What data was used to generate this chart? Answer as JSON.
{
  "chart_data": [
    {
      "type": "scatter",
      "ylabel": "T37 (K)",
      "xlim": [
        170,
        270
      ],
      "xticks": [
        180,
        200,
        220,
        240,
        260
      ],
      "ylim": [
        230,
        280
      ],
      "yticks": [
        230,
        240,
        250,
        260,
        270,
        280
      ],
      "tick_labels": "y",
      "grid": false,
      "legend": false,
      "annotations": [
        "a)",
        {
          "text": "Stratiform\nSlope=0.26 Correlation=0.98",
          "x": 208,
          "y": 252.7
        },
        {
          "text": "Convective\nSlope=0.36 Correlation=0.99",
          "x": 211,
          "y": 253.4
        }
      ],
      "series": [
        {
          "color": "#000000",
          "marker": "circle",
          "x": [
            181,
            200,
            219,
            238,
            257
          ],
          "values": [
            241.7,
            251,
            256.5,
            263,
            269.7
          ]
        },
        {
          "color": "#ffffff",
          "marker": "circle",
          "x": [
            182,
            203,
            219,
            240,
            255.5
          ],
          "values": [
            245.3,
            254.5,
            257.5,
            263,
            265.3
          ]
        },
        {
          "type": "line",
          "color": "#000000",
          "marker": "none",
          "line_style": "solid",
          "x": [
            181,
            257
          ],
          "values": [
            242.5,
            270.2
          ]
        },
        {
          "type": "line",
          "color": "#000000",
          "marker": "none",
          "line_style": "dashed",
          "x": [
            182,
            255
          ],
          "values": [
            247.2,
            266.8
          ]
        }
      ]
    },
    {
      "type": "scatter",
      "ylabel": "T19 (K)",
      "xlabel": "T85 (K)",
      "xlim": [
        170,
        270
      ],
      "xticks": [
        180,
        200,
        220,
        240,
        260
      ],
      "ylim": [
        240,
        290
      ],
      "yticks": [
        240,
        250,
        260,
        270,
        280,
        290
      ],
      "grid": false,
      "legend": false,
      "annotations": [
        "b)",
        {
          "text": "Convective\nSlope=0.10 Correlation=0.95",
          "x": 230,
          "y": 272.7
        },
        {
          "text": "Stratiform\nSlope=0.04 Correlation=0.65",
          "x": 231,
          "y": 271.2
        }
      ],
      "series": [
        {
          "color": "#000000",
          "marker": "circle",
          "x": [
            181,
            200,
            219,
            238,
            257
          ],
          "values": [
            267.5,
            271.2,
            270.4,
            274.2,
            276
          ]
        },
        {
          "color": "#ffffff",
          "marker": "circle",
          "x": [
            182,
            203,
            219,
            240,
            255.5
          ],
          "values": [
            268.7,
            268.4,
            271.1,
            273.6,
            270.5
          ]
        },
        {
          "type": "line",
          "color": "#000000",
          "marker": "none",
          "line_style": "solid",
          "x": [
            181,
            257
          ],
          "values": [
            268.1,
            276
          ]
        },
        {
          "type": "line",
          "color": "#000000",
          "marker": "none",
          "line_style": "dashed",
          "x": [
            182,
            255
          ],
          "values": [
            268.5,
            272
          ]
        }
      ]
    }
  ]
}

Task objective: Copy out the data shown above without altering anything.

Complete answer:
What data was used to generate this chart? Answer as JSON.
{
  "chart_data": [
    {
      "type": "scatter",
      "ylabel": "T37 (K)",
      "xlim": [
        170,
        270
      ],
      "xticks": [
        180,
        200,
        220,
        240,
        260
      ],
      "ylim": [
        230,
        280
      ],
      "yticks": [
        230,
        240,
        250,
        260,
        270,
        280
      ],
      "tick_labels": "y",
      "grid": false,
      "legend": false,
      "annotations": [
        "a)",
        {
          "text": "Stratiform\nSlope=0.26 Correlation=0.98",
          "x": 208,
          "y": 252.7
        },
        {
          "text": "Convective\nSlope=0.36 Correlation=0.99",
          "x": 211,
          "y": 253.4
        }
      ],
      "series": [
        {
          "color": "#000000",
          "marker": "circle",
          "x": [
            181,
            200,
            219,
            238,
            257
          ],
          "values": [
            241.7,
            251,
            256.5,
            263,
            269.7
          ]
        },
        {
          "color": "#ffffff",
          "marker": "circle",
          "x": [
            182,
            203,
            219,
            240,
            255.5
          ],
          "values": [
            245.3,
            254.5,
            257.5,
            263,
            265.3
          ]
        },
        {
          "type": "line",
          "color": "#000000",
          "marker": "none",
          "line_style": "solid",
          "x": [
            181,
            257
          ],
          "values": [
            242.5,
            270.2
          ]
        },
        {
          "type": "line",
          "color": "#000000",
          "marker": "none",
          "line_style": "dashed",
          "x": [
            182,
            255
          ],
          "values": [
            247.2,
            266.8
          ]
        }
      ]
    },
    {
      "type": "scatter",
      "ylabel": "T19 (K)",
      "xlabel": "T85 (K)",
      "xlim": [
        170,
        270
      ],
      "xticks": [
        180,
        200,
        220,
        240,
        260
      ],
      "ylim": [
        240,
        290
      ],
      "yticks": [
        240,
        250,
        260,
        270,
        280,
        290
      ],
      "grid": false,
      "legend": false,
      "annotations": [
        "b)",
        {
          "text": "Convective\nSlope=0.10 Correlation=0.95",
          "x": 230,
          "y": 272.7
        },
        {
          "text": "Stratiform\nSlope=0.04 Correlation=0.65",
          "x": 231,
          "y": 271.2
        }
      ],
      "series": [
        {
          "color": "#000000",
          "marker": "circle",
          "x": [
            181,
            200,
            219,
            238,
            257
          ],
          "values": [
            267.5,
            271.2,
            270.4,
            274.2,
            276
          ]
        },
        {
          "color": "#ffffff",
          "marker": "circle",
          "x": [
            182,
            203,
            219,
            240,
            255.5
          ],
          "values": [
            268.7,
            268.4,
            271.1,
            273.6,
            270.5
          ]
        },
        {
          "type": "line",
          "color": "#000000",
          "marker": "none",
          "line_style": "solid",
          "x": [
            181,
            257
          ],
          "values": [
            268.1,
            276
          ]
        },
        {
          "type": "line",
          "color": "#000000",
          "marker": "none",
          "line_style": "dashed",
          "x": [
            182,
            255
          ],
          "values": [
            268.5,
            272
          ]
        }
      ]
    }
  ]
}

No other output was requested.